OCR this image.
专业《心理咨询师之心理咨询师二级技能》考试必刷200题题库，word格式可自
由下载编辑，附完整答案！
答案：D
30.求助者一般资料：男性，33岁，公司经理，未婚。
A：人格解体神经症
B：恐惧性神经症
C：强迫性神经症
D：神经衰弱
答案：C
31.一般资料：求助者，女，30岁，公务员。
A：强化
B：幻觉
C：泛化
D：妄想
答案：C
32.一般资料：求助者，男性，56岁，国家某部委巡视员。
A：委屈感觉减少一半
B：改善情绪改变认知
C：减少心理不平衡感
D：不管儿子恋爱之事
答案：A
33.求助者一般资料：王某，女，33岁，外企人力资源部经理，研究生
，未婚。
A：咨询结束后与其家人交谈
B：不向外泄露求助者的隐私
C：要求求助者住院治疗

What this task involves: Return every entry exactly as given.

Written answer:
OCR this image.
专业《心理咨询师之心理咨询师二级技能》考试必刷200题题库，word格式可自
由下载编辑，附完整答案！
答案：D
30.求助者一般资料：男性，33岁，公司经理，未婚。
A：人格解体神经症
B：恐惧性神经症
C：强迫性神经症
D：神经衰弱
答案：C
31.一般资料：求助者，女，30岁，公务员。
A：强化
B：幻觉
C：泛化
D：妄想
答案：C
32.一般资料：求助者，男性，56岁，国家某部委巡视员。
A：委屈感觉减少一半
B：改善情绪改变认知
C：减少心理不平衡感
D：不管儿子恋爱之事
答案：A
33.求助者一般资料：王某，女，33岁，外企人力资源部经理，研究生
，未婚。
A：咨询结束后与其家人交谈
B：不向外泄露求助者的隐私
C：要求求助者住院治疗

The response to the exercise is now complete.